▶ **ENTRIES SUPPLIED**:
::::
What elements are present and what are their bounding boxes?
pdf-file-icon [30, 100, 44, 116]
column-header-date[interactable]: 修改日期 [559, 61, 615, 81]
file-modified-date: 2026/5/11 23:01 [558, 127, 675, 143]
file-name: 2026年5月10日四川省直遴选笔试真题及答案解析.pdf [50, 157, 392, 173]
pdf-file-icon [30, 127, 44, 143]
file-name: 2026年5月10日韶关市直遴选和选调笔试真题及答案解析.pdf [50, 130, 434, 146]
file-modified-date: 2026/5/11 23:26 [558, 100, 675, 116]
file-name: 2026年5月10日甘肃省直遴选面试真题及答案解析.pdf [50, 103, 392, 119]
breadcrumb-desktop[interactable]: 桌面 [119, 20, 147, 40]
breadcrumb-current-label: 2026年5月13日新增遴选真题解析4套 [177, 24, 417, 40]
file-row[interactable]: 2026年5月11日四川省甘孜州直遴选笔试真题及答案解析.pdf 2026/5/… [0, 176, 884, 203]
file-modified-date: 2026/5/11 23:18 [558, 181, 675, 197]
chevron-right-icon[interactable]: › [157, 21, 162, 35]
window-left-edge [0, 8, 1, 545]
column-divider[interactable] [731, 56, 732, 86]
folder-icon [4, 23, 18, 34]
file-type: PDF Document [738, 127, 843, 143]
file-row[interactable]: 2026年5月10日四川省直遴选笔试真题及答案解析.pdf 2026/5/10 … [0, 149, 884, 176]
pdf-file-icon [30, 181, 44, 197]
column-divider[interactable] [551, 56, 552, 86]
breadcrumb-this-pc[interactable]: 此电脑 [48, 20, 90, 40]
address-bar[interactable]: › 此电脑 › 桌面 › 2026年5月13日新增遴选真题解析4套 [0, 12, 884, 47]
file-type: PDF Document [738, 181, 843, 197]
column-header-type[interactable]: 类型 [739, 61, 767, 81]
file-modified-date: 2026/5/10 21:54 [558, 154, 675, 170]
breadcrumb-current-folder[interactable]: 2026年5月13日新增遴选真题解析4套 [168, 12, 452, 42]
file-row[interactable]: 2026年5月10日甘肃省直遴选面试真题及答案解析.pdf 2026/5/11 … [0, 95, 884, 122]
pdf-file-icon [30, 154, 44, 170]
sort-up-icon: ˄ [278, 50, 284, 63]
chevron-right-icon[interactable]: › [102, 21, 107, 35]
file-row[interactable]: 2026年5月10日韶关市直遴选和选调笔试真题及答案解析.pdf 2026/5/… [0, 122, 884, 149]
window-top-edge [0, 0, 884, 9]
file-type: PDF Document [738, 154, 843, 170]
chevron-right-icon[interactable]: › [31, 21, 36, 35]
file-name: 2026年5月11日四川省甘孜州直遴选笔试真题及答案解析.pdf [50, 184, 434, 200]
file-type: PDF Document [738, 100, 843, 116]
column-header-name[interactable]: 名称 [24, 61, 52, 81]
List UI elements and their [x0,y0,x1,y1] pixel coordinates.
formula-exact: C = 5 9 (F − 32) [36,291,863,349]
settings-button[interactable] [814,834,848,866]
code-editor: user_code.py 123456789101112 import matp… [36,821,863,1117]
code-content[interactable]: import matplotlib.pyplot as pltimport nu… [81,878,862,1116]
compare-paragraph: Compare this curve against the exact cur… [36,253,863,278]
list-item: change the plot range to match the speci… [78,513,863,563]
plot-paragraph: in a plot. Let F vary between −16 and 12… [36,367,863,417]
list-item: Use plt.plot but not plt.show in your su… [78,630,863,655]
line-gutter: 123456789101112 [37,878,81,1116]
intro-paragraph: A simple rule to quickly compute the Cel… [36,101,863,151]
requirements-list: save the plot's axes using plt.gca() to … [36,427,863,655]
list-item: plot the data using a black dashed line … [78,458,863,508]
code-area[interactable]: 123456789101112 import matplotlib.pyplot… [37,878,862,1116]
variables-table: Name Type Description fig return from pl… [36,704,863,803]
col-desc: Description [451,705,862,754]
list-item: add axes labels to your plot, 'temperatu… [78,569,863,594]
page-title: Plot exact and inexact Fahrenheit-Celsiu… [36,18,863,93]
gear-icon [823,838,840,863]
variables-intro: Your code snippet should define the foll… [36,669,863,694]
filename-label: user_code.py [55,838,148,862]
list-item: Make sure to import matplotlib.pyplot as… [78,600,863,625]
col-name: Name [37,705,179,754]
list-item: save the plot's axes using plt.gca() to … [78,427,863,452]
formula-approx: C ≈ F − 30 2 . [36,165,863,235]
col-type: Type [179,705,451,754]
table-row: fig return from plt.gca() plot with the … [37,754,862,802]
::::
▶ **YOUR TASK**: Please reproduce every line of the records above, unchanged and in the same order.

▶ **RESULT FOR THIS TASK**:
What elements are present and what are their bounding boxes?
pdf-file-icon [30, 100, 44, 116]
column-header-date[interactable]: 修改日期 [559, 61, 615, 81]
file-modified-date: 2026/5/11 23:01 [558, 127, 675, 143]
file-name: 2026年5月10日四川省直遴选笔试真题及答案解析.pdf [50, 157, 392, 173]
pdf-file-icon [30, 127, 44, 143]
file-name: 2026年5月10日韶关市直遴选和选调笔试真题及答案解析.pdf [50, 130, 434, 146]
file-modified-date: 2026/5/11 23:26 [558, 100, 675, 116]
file-name: 2026年5月10日甘肃省直遴选面试真题及答案解析.pdf [50, 103, 392, 119]
breadcrumb-desktop[interactable]: 桌面 [119, 20, 147, 40]
breadcrumb-current-label: 2026年5月13日新增遴选真题解析4套 [177, 24, 417, 40]
file-row[interactable]: 2026年5月11日四川省甘孜州直遴选笔试真题及答案解析.pdf 2026/5/… [0, 176, 884, 203]
file-modified-date: 2026/5/11 23:18 [558, 181, 675, 197]
chevron-right-icon[interactable]: › [157, 21, 162, 35]
window-left-edge [0, 8, 1, 545]
column-divider[interactable] [731, 56, 732, 86]
folder-icon [4, 23, 18, 34]
file-type: PDF Document [738, 127, 843, 143]
file-row[interactable]: 2026年5月10日四川省直遴选笔试真题及答案解析.pdf 2026/5/10 … [0, 149, 884, 176]
pdf-file-icon [30, 181, 44, 197]
column-divider[interactable] [551, 56, 552, 86]
breadcrumb-this-pc[interactable]: 此电脑 [48, 20, 90, 40]
address-bar[interactable]: › 此电脑 › 桌面 › 2026年5月13日新增遴选真题解析4套 [0, 12, 884, 47]
file-type: PDF Document [738, 181, 843, 197]
column-header-type[interactable]: 类型 [739, 61, 767, 81]
file-modified-date: 2026/5/10 21:54 [558, 154, 675, 170]
breadcrumb-current-folder[interactable]: 2026年5月13日新增遴选真题解析4套 [168, 12, 452, 42]
file-row[interactable]: 2026年5月10日甘肃省直遴选面试真题及答案解析.pdf 2026/5/11 … [0, 95, 884, 122]
pdf-file-icon [30, 154, 44, 170]
sort-up-icon: ˄ [278, 50, 284, 63]
chevron-right-icon[interactable]: › [102, 21, 107, 35]
file-row[interactable]: 2026年5月10日韶关市直遴选和选调笔试真题及答案解析.pdf 2026/5/… [0, 122, 884, 149]
window-top-edge [0, 0, 884, 9]
file-type: PDF Document [738, 154, 843, 170]
chevron-right-icon[interactable]: › [31, 21, 36, 35]
file-name: 2026年5月11日四川省甘孜州直遴选笔试真题及答案解析.pdf [50, 184, 434, 200]
file-type: PDF Document [738, 100, 843, 116]
column-header-name[interactable]: 名称 [24, 61, 52, 81]
List UI elements and their [x0,y0,x1,y1] pixel coordinates.
formula-exact: C = 5 9 (F − 32) [36,291,863,349]
settings-button[interactable] [814,834,848,866]
code-editor: user_code.py 123456789101112 import matp… [36,821,863,1117]
code-content[interactable]: import matplotlib.pyplot as pltimport nu… [81,878,862,1116]
compare-paragraph: Compare this curve against the exact cur… [36,253,863,278]
list-item: change the plot range to match the speci… [78,513,863,563]
plot-paragraph: in a plot. Let F vary between −16 and 12… [36,367,863,417]
list-item: Use plt.plot but not plt.show in your su… [78,630,863,655]
line-gutter: 123456789101112 [37,878,81,1116]
intro-paragraph: A simple rule to quickly compute the Cel… [36,101,863,151]
requirements-list: save the plot's axes using plt.gca() to … [36,427,863,655]
list-item: plot the data using a black dashed line … [78,458,863,508]
code-area[interactable]: 123456789101112 import matplotlib.pyplot… [37,878,862,1116]
variables-table: Name Type Description fig return from pl… [36,704,863,803]
col-desc: Description [451,705,862,754]
list-item: add axes labels to your plot, 'temperatu… [78,569,863,594]
page-title: Plot exact and inexact Fahrenheit-Celsiu… [36,18,863,93]
gear-icon [823,838,840,863]
variables-intro: Your code snippet should define the foll… [36,669,863,694]
filename-label: user_code.py [55,838,148,862]
list-item: Make sure to import matplotlib.pyplot as… [78,600,863,625]
col-name: Name [37,705,179,754]
list-item: save the plot's axes using plt.gca() to … [78,427,863,452]
formula-approx: C ≈ F − 30 2 . [36,165,863,235]
col-type: Type [179,705,451,754]
table-row: fig return from plt.gca() plot with the … [37,754,862,802]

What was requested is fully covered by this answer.